Data in this exercise:
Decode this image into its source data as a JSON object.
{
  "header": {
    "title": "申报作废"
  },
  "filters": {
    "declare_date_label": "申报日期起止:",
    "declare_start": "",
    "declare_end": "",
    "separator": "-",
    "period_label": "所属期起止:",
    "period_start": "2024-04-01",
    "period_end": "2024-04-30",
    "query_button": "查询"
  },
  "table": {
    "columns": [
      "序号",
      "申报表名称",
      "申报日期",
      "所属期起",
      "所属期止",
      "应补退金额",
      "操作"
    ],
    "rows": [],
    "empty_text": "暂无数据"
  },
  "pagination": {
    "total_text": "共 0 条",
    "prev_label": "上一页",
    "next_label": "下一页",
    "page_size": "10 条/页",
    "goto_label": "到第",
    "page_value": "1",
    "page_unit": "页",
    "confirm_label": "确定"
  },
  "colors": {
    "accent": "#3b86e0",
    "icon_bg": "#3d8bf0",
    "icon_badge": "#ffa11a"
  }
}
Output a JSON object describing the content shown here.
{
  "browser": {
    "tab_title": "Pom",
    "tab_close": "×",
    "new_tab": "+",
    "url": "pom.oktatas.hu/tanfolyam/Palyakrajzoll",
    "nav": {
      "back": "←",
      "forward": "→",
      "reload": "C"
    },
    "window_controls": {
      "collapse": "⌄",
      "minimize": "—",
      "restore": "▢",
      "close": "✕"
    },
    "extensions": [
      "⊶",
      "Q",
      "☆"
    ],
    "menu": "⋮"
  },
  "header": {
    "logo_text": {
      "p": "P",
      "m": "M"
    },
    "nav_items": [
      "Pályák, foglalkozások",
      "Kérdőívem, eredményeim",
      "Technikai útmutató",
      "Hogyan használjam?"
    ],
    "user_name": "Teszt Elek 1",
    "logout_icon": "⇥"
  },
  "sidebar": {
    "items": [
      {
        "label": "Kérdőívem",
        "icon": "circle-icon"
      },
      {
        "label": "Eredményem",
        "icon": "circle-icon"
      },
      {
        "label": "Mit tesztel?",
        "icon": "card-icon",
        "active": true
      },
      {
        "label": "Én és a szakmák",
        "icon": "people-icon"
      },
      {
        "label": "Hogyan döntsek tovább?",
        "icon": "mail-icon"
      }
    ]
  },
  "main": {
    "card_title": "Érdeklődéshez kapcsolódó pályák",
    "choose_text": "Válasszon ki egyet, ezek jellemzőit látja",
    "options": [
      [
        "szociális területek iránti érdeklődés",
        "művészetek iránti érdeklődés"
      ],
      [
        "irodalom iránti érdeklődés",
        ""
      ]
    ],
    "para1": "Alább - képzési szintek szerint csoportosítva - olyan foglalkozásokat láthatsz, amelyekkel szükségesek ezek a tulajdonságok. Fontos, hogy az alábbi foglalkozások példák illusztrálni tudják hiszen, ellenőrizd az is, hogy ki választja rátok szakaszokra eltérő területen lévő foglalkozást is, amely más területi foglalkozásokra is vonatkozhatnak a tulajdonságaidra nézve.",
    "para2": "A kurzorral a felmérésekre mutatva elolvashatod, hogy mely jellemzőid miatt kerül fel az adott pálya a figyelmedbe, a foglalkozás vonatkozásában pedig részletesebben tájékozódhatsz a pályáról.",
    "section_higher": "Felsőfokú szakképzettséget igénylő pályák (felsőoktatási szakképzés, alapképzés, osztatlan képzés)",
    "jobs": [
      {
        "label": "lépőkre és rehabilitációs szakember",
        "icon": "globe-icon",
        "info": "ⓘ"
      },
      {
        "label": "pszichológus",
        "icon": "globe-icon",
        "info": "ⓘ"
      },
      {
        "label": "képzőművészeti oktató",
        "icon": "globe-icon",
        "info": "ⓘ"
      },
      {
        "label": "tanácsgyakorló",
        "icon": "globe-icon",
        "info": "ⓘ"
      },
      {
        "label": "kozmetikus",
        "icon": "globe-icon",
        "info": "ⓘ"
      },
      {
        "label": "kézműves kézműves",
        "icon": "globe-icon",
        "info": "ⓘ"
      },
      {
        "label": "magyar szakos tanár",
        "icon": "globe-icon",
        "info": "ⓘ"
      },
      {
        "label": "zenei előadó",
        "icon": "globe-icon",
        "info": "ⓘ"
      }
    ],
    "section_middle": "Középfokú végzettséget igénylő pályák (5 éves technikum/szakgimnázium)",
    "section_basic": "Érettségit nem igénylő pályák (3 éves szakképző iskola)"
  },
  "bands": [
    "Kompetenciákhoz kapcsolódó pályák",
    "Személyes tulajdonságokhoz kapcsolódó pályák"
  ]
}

Exercise aim:
Give the count of lines in the data above that hold the string "Kérdőívem", with no additional words.

Solution for this exercise:
2